The task: Omit the images. Copy each entry word for word.

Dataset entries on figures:
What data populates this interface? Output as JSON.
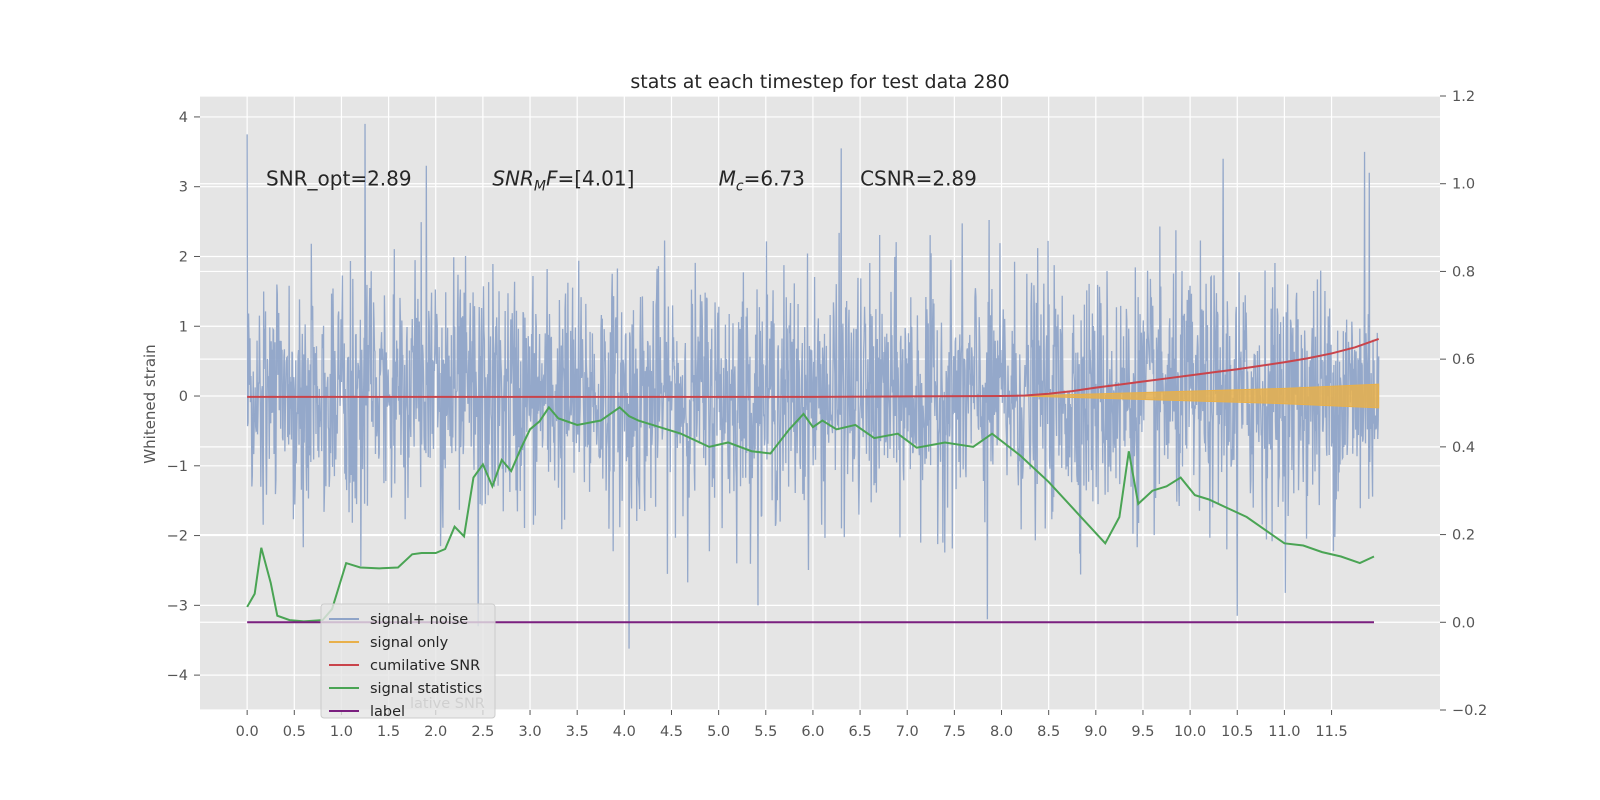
{
  "chart_data": {
    "type": "line",
    "title": "stats at each timestep for test data 280",
    "ylabel": "Whitened strain",
    "xlabel": "",
    "y2label": "",
    "xlim": [
      -0.5,
      12.65
    ],
    "ylim": [
      -4.5,
      4.3
    ],
    "y2lim": [
      -0.2,
      1.2
    ],
    "x_ticks": [
      "0.0",
      "0.5",
      "1.0",
      "1.5",
      "2.0",
      "2.5",
      "3.0",
      "3.5",
      "4.0",
      "4.5",
      "5.0",
      "5.5",
      "6.0",
      "6.5",
      "7.0",
      "7.5",
      "8.0",
      "8.5",
      "9.0",
      "9.5",
      "10.0",
      "10.5",
      "11.0",
      "11.5"
    ],
    "y_ticks": [
      4,
      3,
      2,
      1,
      0,
      -1,
      -2,
      -3,
      -4
    ],
    "y_tick_labels": [
      "4",
      "3",
      "2",
      "1",
      "0",
      "−1",
      "−2",
      "−3",
      "−4"
    ],
    "y2_ticks": [
      1.2,
      1.0,
      0.8,
      0.6,
      0.4,
      0.2,
      0.0,
      -0.2
    ],
    "y2_tick_labels": [
      "1.2",
      "1.0",
      "0.8",
      "0.6",
      "0.4",
      "0.2",
      "0.0",
      "−0.2"
    ],
    "grid": true,
    "legend_placement": "lower-left",
    "annotations": [
      {
        "id": "snr-opt",
        "text": "SNR_opt=2.89",
        "x": 0.2,
        "y": 3.1
      },
      {
        "id": "snr-mf",
        "text": "SNR_MF=[4.01]",
        "x": 2.6,
        "y": 3.1
      },
      {
        "id": "mc",
        "text": "M_c=6.73",
        "x": 5.0,
        "y": 3.1
      },
      {
        "id": "csnr",
        "text": "CSNR=2.89",
        "x": 6.5,
        "y": 3.1
      }
    ],
    "series": [
      {
        "name": "signal+ noise",
        "axis": "left",
        "color": "#8fa4c8",
        "kind": "noise-band",
        "x_range": [
          0.0,
          12.0
        ],
        "typical_range": [
          -2.0,
          2.2
        ],
        "spikes": [
          {
            "x": 0.0,
            "y": 3.75
          },
          {
            "x": 1.25,
            "y": 3.9
          },
          {
            "x": 6.3,
            "y": 3.55
          },
          {
            "x": 11.85,
            "y": 3.5
          },
          {
            "x": 10.35,
            "y": 3.4
          },
          {
            "x": 4.05,
            "y": -3.62
          },
          {
            "x": 2.45,
            "y": -3.3
          },
          {
            "x": 7.85,
            "y": -3.2
          },
          {
            "x": 10.5,
            "y": -3.15
          },
          {
            "x": 11.9,
            "y": 3.2
          },
          {
            "x": 1.9,
            "y": 3.3
          }
        ]
      },
      {
        "name": "signal only",
        "axis": "left",
        "color": "#e8b04b",
        "x": [
          8.2,
          9.0,
          10.0,
          11.0,
          12.0
        ],
        "upper": [
          0.0,
          0.03,
          0.07,
          0.11,
          0.17
        ],
        "lower": [
          0.0,
          -0.03,
          -0.07,
          -0.11,
          -0.17
        ]
      },
      {
        "name": "cumilative SNR",
        "axis": "right",
        "color": "#c9444b",
        "x": [
          0.0,
          1.0,
          2.0,
          3.0,
          4.0,
          5.0,
          6.0,
          7.0,
          8.0,
          8.25,
          8.5,
          8.75,
          9.0,
          9.25,
          9.5,
          9.75,
          10.0,
          10.25,
          10.5,
          10.75,
          11.0,
          11.25,
          11.5,
          11.75,
          12.0
        ],
        "values": [
          0.514,
          0.514,
          0.514,
          0.514,
          0.514,
          0.514,
          0.514,
          0.515,
          0.516,
          0.517,
          0.521,
          0.527,
          0.535,
          0.542,
          0.549,
          0.556,
          0.563,
          0.57,
          0.577,
          0.585,
          0.593,
          0.602,
          0.613,
          0.627,
          0.646
        ]
      },
      {
        "name": "signal statistics",
        "axis": "right",
        "color": "#4aa454",
        "x": [
          0.0,
          0.08,
          0.15,
          0.25,
          0.32,
          0.45,
          0.6,
          0.8,
          0.9,
          1.05,
          1.2,
          1.4,
          1.6,
          1.75,
          1.85,
          2.0,
          2.1,
          2.2,
          2.3,
          2.4,
          2.5,
          2.6,
          2.7,
          2.8,
          2.9,
          3.0,
          3.1,
          3.2,
          3.3,
          3.5,
          3.75,
          3.95,
          4.05,
          4.15,
          4.3,
          4.6,
          4.9,
          5.1,
          5.35,
          5.55,
          5.75,
          5.9,
          6.0,
          6.1,
          6.25,
          6.45,
          6.65,
          6.9,
          7.1,
          7.4,
          7.7,
          7.9,
          8.2,
          8.5,
          8.8,
          9.1,
          9.25,
          9.35,
          9.45,
          9.6,
          9.75,
          9.9,
          10.05,
          10.2,
          10.4,
          10.6,
          10.8,
          11.0,
          11.2,
          11.4,
          11.6,
          11.8,
          11.95
        ],
        "values": [
          0.035,
          0.065,
          0.17,
          0.09,
          0.015,
          0.005,
          0.002,
          0.005,
          0.03,
          0.135,
          0.125,
          0.123,
          0.125,
          0.155,
          0.158,
          0.158,
          0.167,
          0.218,
          0.196,
          0.33,
          0.36,
          0.31,
          0.37,
          0.345,
          0.395,
          0.44,
          0.458,
          0.49,
          0.465,
          0.45,
          0.46,
          0.49,
          0.47,
          0.46,
          0.45,
          0.43,
          0.4,
          0.41,
          0.39,
          0.385,
          0.44,
          0.475,
          0.445,
          0.46,
          0.44,
          0.45,
          0.42,
          0.43,
          0.398,
          0.41,
          0.4,
          0.43,
          0.38,
          0.32,
          0.25,
          0.18,
          0.24,
          0.39,
          0.27,
          0.3,
          0.31,
          0.33,
          0.29,
          0.28,
          0.26,
          0.24,
          0.21,
          0.18,
          0.175,
          0.16,
          0.15,
          0.135,
          0.15
        ]
      },
      {
        "name": "label",
        "axis": "right",
        "color": "#7a1f7f",
        "x": [
          0.0,
          11.95
        ],
        "values": [
          0.0,
          0.0
        ]
      }
    ],
    "legend_ghost_text": "lative SNR"
  }
}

Task solution:
What data populates this interface? Output as JSON.
{
  "chart_data": {
    "type": "line",
    "title": "stats at each timestep for test data 280",
    "ylabel": "Whitened strain",
    "xlabel": "",
    "y2label": "",
    "xlim": [
      -0.5,
      12.65
    ],
    "ylim": [
      -4.5,
      4.3
    ],
    "y2lim": [
      -0.2,
      1.2
    ],
    "x_ticks": [
      "0.0",
      "0.5",
      "1.0",
      "1.5",
      "2.0",
      "2.5",
      "3.0",
      "3.5",
      "4.0",
      "4.5",
      "5.0",
      "5.5",
      "6.0",
      "6.5",
      "7.0",
      "7.5",
      "8.0",
      "8.5",
      "9.0",
      "9.5",
      "10.0",
      "10.5",
      "11.0",
      "11.5"
    ],
    "y_ticks": [
      4,
      3,
      2,
      1,
      0,
      -1,
      -2,
      -3,
      -4
    ],
    "y_tick_labels": [
      "4",
      "3",
      "2",
      "1",
      "0",
      "−1",
      "−2",
      "−3",
      "−4"
    ],
    "y2_ticks": [
      1.2,
      1.0,
      0.8,
      0.6,
      0.4,
      0.2,
      0.0,
      -0.2
    ],
    "y2_tick_labels": [
      "1.2",
      "1.0",
      "0.8",
      "0.6",
      "0.4",
      "0.2",
      "0.0",
      "−0.2"
    ],
    "grid": true,
    "legend_placement": "lower-left",
    "annotations": [
      {
        "id": "snr-opt",
        "text": "SNR_opt=2.89",
        "x": 0.2,
        "y": 3.1
      },
      {
        "id": "snr-mf",
        "text": "SNR_MF=[4.01]",
        "x": 2.6,
        "y": 3.1
      },
      {
        "id": "mc",
        "text": "M_c=6.73",
        "x": 5.0,
        "y": 3.1
      },
      {
        "id": "csnr",
        "text": "CSNR=2.89",
        "x": 6.5,
        "y": 3.1
      }
    ],
    "series": [
      {
        "name": "signal+ noise",
        "axis": "left",
        "color": "#8fa4c8",
        "kind": "noise-band",
        "x_range": [
          0.0,
          12.0
        ],
        "typical_range": [
          -2.0,
          2.2
        ],
        "spikes": [
          {
            "x": 0.0,
            "y": 3.75
          },
          {
            "x": 1.25,
            "y": 3.9
          },
          {
            "x": 6.3,
            "y": 3.55
          },
          {
            "x": 11.85,
            "y": 3.5
          },
          {
            "x": 10.35,
            "y": 3.4
          },
          {
            "x": 4.05,
            "y": -3.62
          },
          {
            "x": 2.45,
            "y": -3.3
          },
          {
            "x": 7.85,
            "y": -3.2
          },
          {
            "x": 10.5,
            "y": -3.15
          },
          {
            "x": 11.9,
            "y": 3.2
          },
          {
            "x": 1.9,
            "y": 3.3
          }
        ]
      },
      {
        "name": "signal only",
        "axis": "left",
        "color": "#e8b04b",
        "x": [
          8.2,
          9.0,
          10.0,
          11.0,
          12.0
        ],
        "upper": [
          0.0,
          0.03,
          0.07,
          0.11,
          0.17
        ],
        "lower": [
          0.0,
          -0.03,
          -0.07,
          -0.11,
          -0.17
        ]
      },
      {
        "name": "cumilative SNR",
        "axis": "right",
        "color": "#c9444b",
        "x": [
          0.0,
          1.0,
          2.0,
          3.0,
          4.0,
          5.0,
          6.0,
          7.0,
          8.0,
          8.25,
          8.5,
          8.75,
          9.0,
          9.25,
          9.5,
          9.75,
          10.0,
          10.25,
          10.5,
          10.75,
          11.0,
          11.25,
          11.5,
          11.75,
          12.0
        ],
        "values": [
          0.514,
          0.514,
          0.514,
          0.514,
          0.514,
          0.514,
          0.514,
          0.515,
          0.516,
          0.517,
          0.521,
          0.527,
          0.535,
          0.542,
          0.549,
          0.556,
          0.563,
          0.57,
          0.577,
          0.585,
          0.593,
          0.602,
          0.613,
          0.627,
          0.646
        ]
      },
      {
        "name": "signal statistics",
        "axis": "right",
        "color": "#4aa454",
        "x": [
          0.0,
          0.08,
          0.15,
          0.25,
          0.32,
          0.45,
          0.6,
          0.8,
          0.9,
          1.05,
          1.2,
          1.4,
          1.6,
          1.75,
          1.85,
          2.0,
          2.1,
          2.2,
          2.3,
          2.4,
          2.5,
          2.6,
          2.7,
          2.8,
          2.9,
          3.0,
          3.1,
          3.2,
          3.3,
          3.5,
          3.75,
          3.95,
          4.05,
          4.15,
          4.3,
          4.6,
          4.9,
          5.1,
          5.35,
          5.55,
          5.75,
          5.9,
          6.0,
          6.1,
          6.25,
          6.45,
          6.65,
          6.9,
          7.1,
          7.4,
          7.7,
          7.9,
          8.2,
          8.5,
          8.8,
          9.1,
          9.25,
          9.35,
          9.45,
          9.6,
          9.75,
          9.9,
          10.05,
          10.2,
          10.4,
          10.6,
          10.8,
          11.0,
          11.2,
          11.4,
          11.6,
          11.8,
          11.95
        ],
        "values": [
          0.035,
          0.065,
          0.17,
          0.09,
          0.015,
          0.005,
          0.002,
          0.005,
          0.03,
          0.135,
          0.125,
          0.123,
          0.125,
          0.155,
          0.158,
          0.158,
          0.167,
          0.218,
          0.196,
          0.33,
          0.36,
          0.31,
          0.37,
          0.345,
          0.395,
          0.44,
          0.458,
          0.49,
          0.465,
          0.45,
          0.46,
          0.49,
          0.47,
          0.46,
          0.45,
          0.43,
          0.4,
          0.41,
          0.39,
          0.385,
          0.44,
          0.475,
          0.445,
          0.46,
          0.44,
          0.45,
          0.42,
          0.43,
          0.398,
          0.41,
          0.4,
          0.43,
          0.38,
          0.32,
          0.25,
          0.18,
          0.24,
          0.39,
          0.27,
          0.3,
          0.31,
          0.33,
          0.29,
          0.28,
          0.26,
          0.24,
          0.21,
          0.18,
          0.175,
          0.16,
          0.15,
          0.135,
          0.15
        ]
      },
      {
        "name": "label",
        "axis": "right",
        "color": "#7a1f7f",
        "x": [
          0.0,
          11.95
        ],
        "values": [
          0.0,
          0.0
        ]
      }
    ],
    "legend_ghost_text": "lative SNR"
  }
}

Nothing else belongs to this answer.